Task goal
Each entry must be reproduced precisely as it stands.

** START **

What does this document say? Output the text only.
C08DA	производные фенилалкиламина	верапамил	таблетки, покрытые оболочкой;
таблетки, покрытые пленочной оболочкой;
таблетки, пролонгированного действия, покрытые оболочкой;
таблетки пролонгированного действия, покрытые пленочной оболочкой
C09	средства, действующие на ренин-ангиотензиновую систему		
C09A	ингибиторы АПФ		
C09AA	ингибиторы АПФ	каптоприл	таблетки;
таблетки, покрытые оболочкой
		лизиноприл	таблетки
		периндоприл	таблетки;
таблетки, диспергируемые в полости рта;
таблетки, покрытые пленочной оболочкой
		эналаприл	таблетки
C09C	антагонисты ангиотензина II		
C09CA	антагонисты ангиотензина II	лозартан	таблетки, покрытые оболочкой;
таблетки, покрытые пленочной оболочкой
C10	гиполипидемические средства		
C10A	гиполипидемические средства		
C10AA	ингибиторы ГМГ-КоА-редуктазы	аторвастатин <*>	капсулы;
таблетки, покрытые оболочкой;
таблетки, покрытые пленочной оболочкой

** END **

Task answer
What does this document say? Output the text only.
C08DA	производные фенилалкиламина	верапамил	таблетки, покрытые оболочкой;
таблетки, покрытые пленочной оболочкой;
таблетки, пролонгированного действия, покрытые оболочкой;
таблетки пролонгированного действия, покрытые пленочной оболочкой
C09	средства, действующие на ренин-ангиотензиновую систему		
C09A	ингибиторы АПФ		
C09AA	ингибиторы АПФ	каптоприл	таблетки;
таблетки, покрытые оболочкой
		лизиноприл	таблетки
		периндоприл	таблетки;
таблетки, диспергируемые в полости рта;
таблетки, покрытые пленочной оболочкой
		эналаприл	таблетки
C09C	антагонисты ангиотензина II		
C09CA	антагонисты ангиотензина II	лозартан	таблетки, покрытые оболочкой;
таблетки, покрытые пленочной оболочкой
C10	гиполипидемические средства		
C10A	гиполипидемические средства		
C10AA	ингибиторы ГМГ-КоА-редуктазы	аторвастатин <*>	капсулы;
таблетки, покрытые оболочкой;
таблетки, покрытые пленочной оболочкой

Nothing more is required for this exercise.